Copy out each line containing "Faktur" from the entries below.

Stored data
• • • • •

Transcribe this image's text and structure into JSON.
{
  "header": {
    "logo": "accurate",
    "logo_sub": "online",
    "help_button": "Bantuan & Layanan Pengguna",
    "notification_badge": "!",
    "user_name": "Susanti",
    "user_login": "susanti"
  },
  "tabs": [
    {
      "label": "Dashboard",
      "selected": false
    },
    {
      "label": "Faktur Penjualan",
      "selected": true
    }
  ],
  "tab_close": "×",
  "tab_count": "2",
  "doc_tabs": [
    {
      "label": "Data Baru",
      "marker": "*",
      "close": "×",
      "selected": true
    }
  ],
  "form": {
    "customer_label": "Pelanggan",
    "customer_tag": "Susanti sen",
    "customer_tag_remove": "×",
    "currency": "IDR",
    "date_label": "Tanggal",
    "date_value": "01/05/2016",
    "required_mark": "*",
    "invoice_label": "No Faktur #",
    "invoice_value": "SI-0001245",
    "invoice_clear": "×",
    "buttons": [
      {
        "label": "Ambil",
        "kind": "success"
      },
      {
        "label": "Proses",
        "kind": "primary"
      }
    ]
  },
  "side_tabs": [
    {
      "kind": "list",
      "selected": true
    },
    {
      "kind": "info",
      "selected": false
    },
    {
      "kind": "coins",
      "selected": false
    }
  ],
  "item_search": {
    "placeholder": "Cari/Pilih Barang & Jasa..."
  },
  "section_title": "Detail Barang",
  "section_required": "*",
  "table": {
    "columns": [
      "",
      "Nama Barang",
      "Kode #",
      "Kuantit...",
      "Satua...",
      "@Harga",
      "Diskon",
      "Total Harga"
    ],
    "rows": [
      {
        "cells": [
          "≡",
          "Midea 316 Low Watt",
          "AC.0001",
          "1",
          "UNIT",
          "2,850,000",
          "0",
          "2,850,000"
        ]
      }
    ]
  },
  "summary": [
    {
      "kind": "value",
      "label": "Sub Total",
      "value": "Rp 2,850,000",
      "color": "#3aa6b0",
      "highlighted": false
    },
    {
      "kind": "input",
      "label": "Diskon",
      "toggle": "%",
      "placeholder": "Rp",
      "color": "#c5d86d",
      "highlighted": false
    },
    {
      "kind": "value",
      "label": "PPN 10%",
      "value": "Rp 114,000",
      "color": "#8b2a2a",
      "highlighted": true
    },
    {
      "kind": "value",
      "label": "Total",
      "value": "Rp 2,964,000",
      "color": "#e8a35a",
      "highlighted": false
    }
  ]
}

• • • • •

### SOLUTION FOR THIS EXERCISE
      "label": "Faktur Penjualan",
    "invoice_label": "No Faktur #",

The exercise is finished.